--- START RECORDS FOR THE TASK ---
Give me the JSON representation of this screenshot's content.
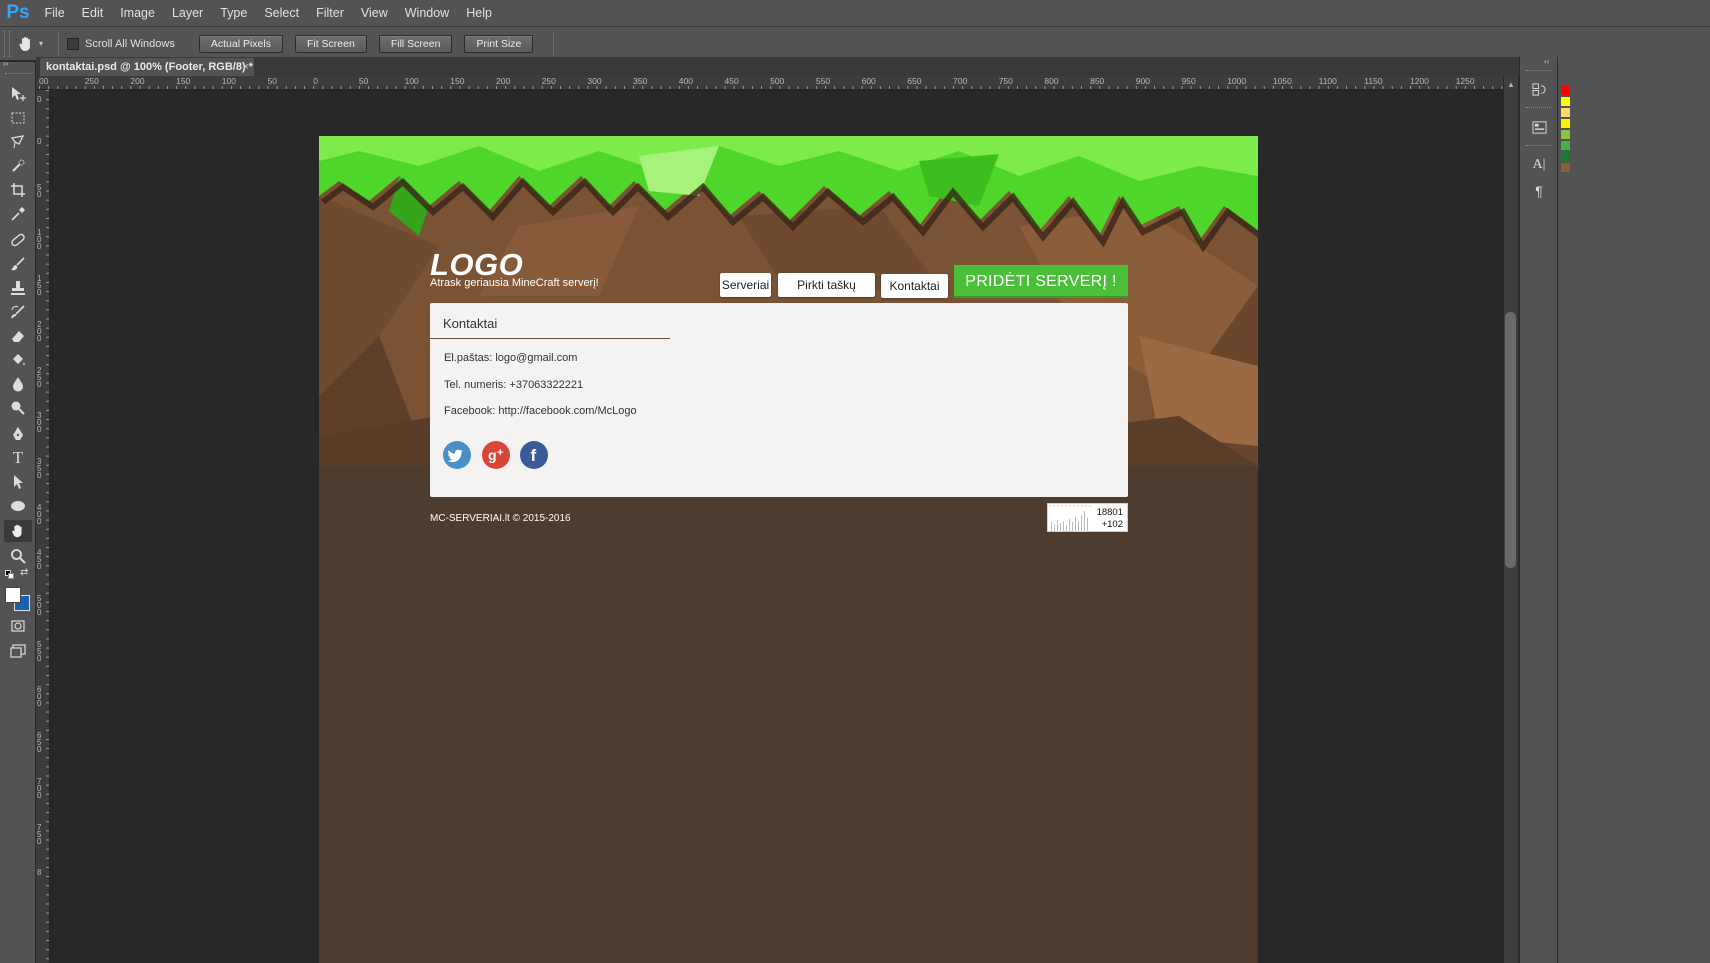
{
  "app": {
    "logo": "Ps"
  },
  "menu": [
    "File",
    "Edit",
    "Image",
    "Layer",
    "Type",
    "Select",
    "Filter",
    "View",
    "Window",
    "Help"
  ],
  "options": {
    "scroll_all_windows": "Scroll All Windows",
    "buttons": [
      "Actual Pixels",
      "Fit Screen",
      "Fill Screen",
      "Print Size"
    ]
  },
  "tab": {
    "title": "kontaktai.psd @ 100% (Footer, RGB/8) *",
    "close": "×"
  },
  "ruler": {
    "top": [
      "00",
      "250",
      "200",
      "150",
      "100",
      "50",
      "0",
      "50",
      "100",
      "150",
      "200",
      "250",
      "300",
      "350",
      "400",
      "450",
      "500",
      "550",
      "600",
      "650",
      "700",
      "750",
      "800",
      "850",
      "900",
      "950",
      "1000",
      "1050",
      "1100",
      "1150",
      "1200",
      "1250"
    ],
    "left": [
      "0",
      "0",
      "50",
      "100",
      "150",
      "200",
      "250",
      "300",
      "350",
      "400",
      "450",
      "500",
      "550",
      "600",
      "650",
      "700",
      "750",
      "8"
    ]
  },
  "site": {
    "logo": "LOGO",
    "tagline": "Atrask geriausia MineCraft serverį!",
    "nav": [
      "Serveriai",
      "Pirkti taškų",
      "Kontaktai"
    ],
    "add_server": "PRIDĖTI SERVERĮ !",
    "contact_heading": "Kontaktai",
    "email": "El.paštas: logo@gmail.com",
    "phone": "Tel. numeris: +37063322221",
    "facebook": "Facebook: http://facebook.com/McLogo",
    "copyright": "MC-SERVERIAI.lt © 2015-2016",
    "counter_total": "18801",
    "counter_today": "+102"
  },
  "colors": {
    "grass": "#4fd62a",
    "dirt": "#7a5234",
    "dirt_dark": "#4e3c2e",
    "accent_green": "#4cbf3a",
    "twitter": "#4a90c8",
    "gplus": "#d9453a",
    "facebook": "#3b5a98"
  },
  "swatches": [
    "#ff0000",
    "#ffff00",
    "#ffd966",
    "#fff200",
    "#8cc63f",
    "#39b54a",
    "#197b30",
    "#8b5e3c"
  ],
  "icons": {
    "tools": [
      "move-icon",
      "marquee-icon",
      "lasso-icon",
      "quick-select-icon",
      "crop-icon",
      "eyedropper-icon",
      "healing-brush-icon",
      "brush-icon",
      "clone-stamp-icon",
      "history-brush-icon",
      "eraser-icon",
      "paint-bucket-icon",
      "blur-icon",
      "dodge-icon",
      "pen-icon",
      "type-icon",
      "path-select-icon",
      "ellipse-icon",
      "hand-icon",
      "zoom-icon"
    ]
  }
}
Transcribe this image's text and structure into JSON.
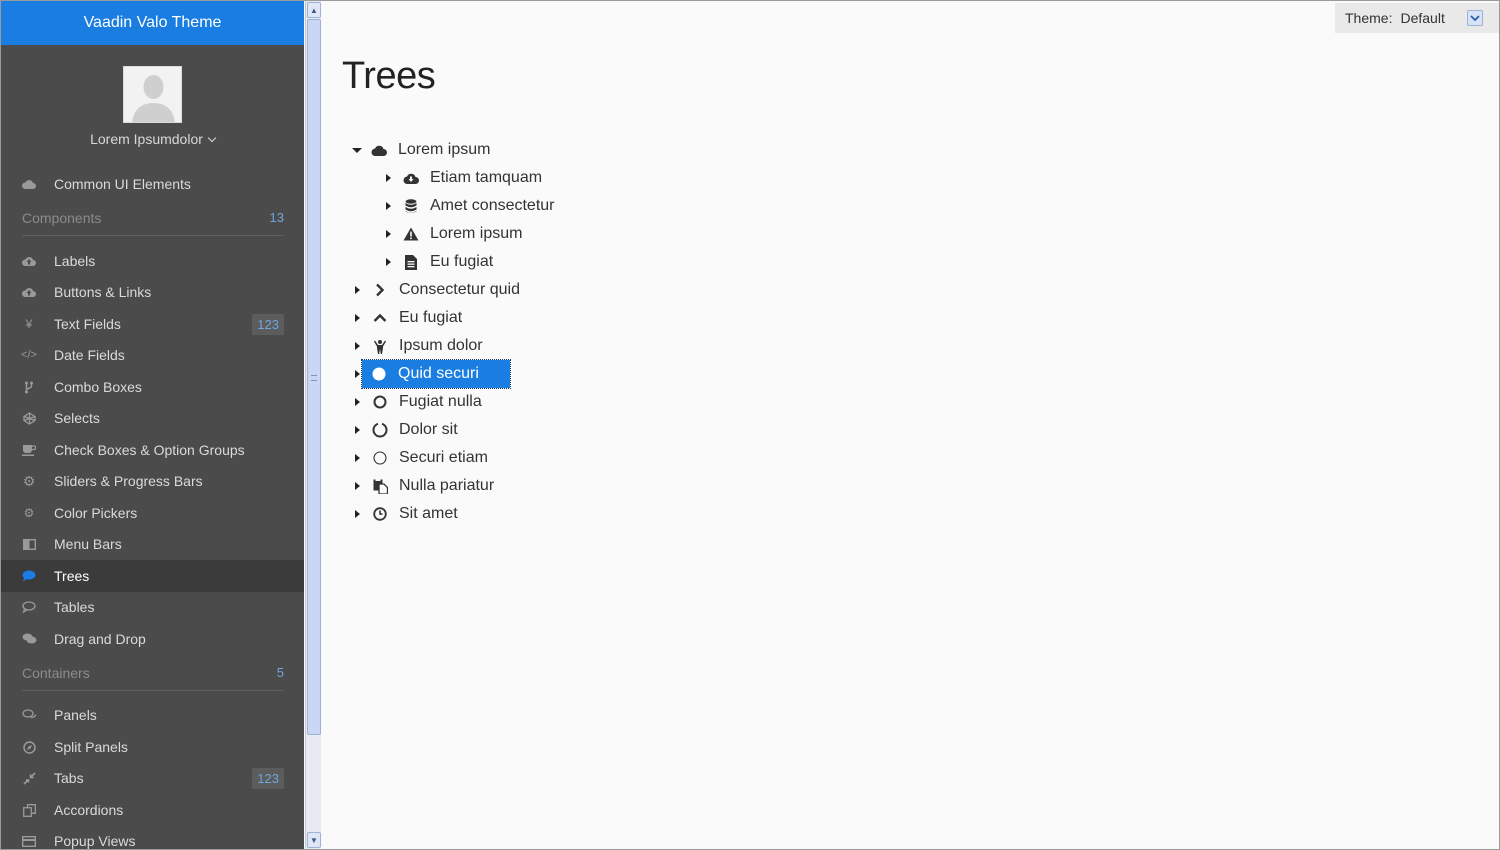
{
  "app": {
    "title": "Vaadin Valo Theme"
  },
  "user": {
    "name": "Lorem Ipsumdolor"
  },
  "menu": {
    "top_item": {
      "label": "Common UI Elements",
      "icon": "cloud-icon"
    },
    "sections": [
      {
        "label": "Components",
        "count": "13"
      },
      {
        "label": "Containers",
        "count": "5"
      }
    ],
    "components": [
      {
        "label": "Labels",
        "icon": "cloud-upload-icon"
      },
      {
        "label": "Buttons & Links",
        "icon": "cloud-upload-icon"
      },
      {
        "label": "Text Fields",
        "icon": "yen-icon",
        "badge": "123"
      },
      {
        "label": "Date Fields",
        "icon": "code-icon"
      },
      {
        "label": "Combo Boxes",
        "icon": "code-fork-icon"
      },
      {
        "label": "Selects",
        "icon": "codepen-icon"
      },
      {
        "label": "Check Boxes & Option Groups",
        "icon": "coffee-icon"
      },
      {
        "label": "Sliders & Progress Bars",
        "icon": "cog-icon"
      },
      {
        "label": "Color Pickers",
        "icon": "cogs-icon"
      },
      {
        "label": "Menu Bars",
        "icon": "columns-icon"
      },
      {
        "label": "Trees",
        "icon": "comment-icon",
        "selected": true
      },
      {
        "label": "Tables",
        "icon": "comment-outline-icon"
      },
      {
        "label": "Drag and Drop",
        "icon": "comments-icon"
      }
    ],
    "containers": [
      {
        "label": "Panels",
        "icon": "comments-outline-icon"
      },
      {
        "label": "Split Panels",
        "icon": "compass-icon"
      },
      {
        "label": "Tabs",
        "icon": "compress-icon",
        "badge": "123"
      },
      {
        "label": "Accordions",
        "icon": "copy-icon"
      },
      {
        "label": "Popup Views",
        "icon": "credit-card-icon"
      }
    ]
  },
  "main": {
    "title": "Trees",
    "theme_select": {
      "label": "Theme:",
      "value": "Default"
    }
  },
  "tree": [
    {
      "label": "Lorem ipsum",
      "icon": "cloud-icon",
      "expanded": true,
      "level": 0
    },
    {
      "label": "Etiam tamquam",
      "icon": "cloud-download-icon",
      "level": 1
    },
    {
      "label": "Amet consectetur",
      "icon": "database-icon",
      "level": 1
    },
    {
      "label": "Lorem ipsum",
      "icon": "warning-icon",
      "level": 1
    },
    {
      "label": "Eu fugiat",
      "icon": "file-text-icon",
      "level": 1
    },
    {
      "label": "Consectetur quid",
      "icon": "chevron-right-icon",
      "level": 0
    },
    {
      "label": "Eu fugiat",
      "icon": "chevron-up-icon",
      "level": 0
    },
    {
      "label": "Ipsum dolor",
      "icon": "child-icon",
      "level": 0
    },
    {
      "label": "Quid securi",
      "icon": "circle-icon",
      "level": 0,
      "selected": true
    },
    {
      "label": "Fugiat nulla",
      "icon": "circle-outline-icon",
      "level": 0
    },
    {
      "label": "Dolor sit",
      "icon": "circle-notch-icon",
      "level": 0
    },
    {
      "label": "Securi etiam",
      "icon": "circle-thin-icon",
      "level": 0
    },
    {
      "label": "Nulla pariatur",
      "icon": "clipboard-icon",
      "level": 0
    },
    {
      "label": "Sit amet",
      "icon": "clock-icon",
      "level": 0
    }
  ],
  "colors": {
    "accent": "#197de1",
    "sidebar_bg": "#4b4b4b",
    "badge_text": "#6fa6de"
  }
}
--- END RECORDS FOR THE TASK ---
== WHAT YOU SHOULD DO ==
Which lines hold the word "true"? Copy each of them from the records.

== TASK SOLUTION ==
        "selected": true
      "expanded": true,
      "selected": true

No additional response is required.